(Source records)
===

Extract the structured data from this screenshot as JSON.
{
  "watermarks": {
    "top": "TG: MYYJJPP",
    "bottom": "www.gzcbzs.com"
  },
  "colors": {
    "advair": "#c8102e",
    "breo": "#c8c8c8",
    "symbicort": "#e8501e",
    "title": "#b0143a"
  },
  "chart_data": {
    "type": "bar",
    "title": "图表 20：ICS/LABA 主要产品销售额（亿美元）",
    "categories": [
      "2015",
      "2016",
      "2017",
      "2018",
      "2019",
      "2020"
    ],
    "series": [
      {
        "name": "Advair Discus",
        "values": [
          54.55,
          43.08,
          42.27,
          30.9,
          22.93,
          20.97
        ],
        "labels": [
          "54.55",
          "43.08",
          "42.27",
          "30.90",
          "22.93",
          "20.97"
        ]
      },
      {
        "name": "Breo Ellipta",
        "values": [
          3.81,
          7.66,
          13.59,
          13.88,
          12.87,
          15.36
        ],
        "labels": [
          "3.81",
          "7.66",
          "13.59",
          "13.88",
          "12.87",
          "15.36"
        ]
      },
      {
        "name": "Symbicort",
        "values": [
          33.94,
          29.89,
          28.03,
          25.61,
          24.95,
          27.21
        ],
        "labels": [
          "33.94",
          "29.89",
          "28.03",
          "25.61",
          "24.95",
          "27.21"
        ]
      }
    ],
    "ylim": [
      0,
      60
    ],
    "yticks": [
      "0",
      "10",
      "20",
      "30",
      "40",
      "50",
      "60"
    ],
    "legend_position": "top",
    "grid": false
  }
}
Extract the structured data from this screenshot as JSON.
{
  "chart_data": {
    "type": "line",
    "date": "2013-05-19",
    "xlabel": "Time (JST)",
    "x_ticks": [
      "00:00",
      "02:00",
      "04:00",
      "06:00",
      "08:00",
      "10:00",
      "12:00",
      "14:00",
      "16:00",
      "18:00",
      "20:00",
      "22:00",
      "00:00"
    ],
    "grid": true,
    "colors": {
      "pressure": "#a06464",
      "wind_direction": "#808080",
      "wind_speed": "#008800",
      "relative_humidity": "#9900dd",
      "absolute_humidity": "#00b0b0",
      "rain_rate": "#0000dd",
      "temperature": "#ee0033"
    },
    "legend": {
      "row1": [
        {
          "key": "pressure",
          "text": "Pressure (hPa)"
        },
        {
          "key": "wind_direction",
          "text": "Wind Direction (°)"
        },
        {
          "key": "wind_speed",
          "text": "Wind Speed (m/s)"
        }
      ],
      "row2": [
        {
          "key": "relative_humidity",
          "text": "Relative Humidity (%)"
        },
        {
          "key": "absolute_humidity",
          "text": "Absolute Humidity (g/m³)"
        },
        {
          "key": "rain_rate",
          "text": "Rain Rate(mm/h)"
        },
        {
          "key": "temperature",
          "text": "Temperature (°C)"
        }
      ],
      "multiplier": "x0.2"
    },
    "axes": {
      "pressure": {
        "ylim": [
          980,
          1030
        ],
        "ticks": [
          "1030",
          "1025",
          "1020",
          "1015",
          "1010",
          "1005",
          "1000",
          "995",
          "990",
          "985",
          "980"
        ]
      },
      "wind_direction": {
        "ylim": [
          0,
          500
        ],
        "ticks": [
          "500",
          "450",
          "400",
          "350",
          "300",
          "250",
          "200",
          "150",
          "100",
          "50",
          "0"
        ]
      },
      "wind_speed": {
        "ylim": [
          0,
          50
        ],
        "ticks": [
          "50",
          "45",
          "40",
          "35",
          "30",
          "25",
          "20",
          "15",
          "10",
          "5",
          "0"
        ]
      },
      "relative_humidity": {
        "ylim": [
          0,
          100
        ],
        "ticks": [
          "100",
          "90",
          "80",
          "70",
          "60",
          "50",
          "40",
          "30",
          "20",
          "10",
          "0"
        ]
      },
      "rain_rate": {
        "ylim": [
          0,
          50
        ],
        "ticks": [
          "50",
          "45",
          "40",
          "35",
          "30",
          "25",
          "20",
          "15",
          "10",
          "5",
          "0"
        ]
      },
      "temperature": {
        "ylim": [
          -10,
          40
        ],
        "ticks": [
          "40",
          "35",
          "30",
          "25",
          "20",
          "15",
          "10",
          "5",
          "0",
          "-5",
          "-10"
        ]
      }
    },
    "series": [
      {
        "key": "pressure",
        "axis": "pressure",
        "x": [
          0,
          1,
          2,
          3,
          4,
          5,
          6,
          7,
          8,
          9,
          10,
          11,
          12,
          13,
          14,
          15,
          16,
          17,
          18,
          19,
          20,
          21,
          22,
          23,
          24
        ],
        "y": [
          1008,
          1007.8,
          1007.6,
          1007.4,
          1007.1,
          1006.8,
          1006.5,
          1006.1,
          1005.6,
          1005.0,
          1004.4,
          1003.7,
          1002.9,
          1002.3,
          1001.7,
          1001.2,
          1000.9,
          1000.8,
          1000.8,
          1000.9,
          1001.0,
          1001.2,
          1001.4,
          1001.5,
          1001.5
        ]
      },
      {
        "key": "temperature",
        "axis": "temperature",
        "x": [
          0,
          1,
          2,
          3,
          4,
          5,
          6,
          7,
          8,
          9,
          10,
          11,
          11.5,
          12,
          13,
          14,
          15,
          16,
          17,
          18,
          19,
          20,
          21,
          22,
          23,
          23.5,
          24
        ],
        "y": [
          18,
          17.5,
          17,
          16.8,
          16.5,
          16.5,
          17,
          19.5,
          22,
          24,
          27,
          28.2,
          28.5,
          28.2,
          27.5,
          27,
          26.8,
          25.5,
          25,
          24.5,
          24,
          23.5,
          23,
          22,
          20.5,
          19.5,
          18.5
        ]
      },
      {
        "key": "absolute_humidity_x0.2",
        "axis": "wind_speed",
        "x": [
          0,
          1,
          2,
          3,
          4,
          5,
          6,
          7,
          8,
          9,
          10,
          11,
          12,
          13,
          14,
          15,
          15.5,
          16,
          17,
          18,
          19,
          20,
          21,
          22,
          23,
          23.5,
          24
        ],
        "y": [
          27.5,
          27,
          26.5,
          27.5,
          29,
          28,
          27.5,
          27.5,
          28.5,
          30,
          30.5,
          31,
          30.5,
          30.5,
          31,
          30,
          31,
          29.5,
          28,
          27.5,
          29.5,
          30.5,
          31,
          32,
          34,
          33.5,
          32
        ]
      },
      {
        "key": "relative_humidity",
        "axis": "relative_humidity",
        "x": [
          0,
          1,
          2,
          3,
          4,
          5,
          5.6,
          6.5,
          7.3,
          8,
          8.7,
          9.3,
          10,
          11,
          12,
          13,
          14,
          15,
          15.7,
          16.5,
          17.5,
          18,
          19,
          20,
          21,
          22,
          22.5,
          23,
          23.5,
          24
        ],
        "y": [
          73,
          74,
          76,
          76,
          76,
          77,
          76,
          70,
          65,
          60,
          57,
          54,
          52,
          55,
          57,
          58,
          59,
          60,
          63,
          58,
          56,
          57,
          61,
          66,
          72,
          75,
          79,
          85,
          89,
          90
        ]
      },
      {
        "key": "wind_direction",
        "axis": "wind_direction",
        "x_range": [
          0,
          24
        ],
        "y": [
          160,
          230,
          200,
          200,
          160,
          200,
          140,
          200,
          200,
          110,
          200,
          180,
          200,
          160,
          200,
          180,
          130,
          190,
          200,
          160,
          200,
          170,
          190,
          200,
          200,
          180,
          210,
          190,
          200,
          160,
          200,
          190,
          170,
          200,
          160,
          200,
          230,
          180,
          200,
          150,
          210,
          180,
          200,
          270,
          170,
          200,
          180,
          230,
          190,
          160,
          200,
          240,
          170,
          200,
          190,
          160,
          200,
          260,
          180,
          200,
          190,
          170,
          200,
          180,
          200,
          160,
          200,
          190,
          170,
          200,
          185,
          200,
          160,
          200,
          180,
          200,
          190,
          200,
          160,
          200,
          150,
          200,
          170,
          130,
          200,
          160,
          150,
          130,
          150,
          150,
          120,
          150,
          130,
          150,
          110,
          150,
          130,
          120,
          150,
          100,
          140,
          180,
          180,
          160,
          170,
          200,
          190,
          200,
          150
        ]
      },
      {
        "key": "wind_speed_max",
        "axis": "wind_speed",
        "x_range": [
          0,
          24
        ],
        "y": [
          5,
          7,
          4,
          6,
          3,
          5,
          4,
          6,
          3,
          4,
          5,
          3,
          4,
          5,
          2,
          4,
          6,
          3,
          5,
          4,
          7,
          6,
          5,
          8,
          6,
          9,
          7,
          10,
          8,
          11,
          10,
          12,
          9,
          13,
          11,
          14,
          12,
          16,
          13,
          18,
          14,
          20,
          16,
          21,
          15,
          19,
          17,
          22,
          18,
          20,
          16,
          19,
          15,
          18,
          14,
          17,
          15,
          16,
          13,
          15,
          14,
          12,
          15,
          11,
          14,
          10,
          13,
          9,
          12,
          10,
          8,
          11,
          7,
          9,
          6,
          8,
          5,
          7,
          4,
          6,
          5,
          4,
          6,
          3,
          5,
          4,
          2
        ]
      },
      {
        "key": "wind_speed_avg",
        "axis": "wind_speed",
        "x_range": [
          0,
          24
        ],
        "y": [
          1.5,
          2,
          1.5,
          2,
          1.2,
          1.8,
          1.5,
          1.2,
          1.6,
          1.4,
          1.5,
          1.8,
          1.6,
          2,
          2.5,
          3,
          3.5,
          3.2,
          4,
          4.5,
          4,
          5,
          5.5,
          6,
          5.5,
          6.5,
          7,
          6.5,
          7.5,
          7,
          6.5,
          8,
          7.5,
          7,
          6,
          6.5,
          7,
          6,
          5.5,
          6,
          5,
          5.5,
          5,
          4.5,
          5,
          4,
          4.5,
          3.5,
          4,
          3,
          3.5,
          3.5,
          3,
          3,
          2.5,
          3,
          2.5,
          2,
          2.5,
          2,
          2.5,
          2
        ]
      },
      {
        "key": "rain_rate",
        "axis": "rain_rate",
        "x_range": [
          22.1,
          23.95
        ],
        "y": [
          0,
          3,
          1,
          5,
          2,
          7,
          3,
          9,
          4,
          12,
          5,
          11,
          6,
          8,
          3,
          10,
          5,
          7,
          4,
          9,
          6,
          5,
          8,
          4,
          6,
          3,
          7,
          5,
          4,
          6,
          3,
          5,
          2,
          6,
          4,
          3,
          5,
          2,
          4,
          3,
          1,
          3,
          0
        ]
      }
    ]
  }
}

===

§ Exercise details:
Find the lines holding "text" and list every one.

§ Expected answer:
          "text": "Pressure (hPa)"
          "text": "Wind Direction (°)"
          "text": "Wind Speed (m/s)"
          "text": "Relative Humidity (%)"
          "text": "Absolute Humidity (g/m³)"
          "text": "Rain Rate(mm/h)"
          "text": "Temperature (°C)"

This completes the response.